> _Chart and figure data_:

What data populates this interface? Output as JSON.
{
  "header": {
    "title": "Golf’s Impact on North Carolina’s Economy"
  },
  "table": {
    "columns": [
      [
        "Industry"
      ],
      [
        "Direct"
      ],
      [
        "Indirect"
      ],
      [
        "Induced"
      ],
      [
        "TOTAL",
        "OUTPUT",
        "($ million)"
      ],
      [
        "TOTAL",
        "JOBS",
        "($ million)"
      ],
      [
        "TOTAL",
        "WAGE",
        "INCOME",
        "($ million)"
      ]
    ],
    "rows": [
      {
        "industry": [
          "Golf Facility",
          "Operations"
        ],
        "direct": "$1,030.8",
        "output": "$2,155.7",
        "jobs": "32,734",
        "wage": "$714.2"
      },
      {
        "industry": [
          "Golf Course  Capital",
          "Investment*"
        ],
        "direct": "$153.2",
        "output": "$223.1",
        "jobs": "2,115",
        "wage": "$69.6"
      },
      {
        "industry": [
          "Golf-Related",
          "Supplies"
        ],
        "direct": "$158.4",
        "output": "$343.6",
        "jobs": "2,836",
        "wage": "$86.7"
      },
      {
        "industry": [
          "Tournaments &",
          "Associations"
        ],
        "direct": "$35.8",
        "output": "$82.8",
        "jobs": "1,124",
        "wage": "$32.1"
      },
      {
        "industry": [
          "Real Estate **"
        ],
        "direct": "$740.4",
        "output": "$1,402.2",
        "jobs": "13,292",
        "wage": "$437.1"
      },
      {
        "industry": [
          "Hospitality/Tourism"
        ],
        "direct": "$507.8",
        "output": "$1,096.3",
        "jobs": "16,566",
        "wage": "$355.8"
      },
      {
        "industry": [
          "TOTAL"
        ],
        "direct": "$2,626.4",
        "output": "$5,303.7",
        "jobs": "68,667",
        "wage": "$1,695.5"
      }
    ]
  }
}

> _PROBLEM TO WORK ON_: Lines that include the word "Golf" are to be extracted from the data above.

> _FINISHED ANSWER_:
    "title": "Golf’s Impact on North Carolina’s Economy"
          "Golf Facility",
          "Golf Course  Capital",
          "Golf-Related",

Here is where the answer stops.